Where a line contains the string "populates", copy that line.
=====
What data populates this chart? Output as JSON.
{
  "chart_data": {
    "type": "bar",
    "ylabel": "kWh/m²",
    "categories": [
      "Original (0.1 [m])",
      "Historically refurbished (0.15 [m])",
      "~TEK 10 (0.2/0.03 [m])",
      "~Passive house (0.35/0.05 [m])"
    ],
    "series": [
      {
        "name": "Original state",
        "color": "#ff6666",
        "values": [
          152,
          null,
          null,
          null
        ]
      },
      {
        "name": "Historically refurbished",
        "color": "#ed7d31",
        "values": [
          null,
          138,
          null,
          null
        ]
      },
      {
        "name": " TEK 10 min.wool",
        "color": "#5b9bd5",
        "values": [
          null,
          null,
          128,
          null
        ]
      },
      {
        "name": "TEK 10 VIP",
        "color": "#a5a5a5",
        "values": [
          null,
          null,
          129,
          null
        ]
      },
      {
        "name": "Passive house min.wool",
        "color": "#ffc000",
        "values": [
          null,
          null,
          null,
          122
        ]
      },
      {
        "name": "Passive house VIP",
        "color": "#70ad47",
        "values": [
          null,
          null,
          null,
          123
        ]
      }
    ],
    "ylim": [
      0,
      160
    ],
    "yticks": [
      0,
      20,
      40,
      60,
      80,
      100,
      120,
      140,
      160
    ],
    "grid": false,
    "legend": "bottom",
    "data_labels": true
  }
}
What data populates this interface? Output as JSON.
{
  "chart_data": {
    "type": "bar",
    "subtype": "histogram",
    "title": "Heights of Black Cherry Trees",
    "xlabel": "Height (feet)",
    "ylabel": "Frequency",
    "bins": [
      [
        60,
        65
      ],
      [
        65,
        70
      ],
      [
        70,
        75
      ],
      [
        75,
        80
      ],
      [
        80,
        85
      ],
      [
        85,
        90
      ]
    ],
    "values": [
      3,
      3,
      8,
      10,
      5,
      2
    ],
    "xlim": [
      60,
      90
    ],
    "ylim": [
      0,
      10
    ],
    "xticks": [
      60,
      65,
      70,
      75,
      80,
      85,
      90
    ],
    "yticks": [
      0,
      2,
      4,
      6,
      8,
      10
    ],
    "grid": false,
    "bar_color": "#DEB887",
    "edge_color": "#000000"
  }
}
=====
SOLUTION TO THIS TASK
What data populates this chart? Output as JSON.
What data populates this interface? Output as JSON.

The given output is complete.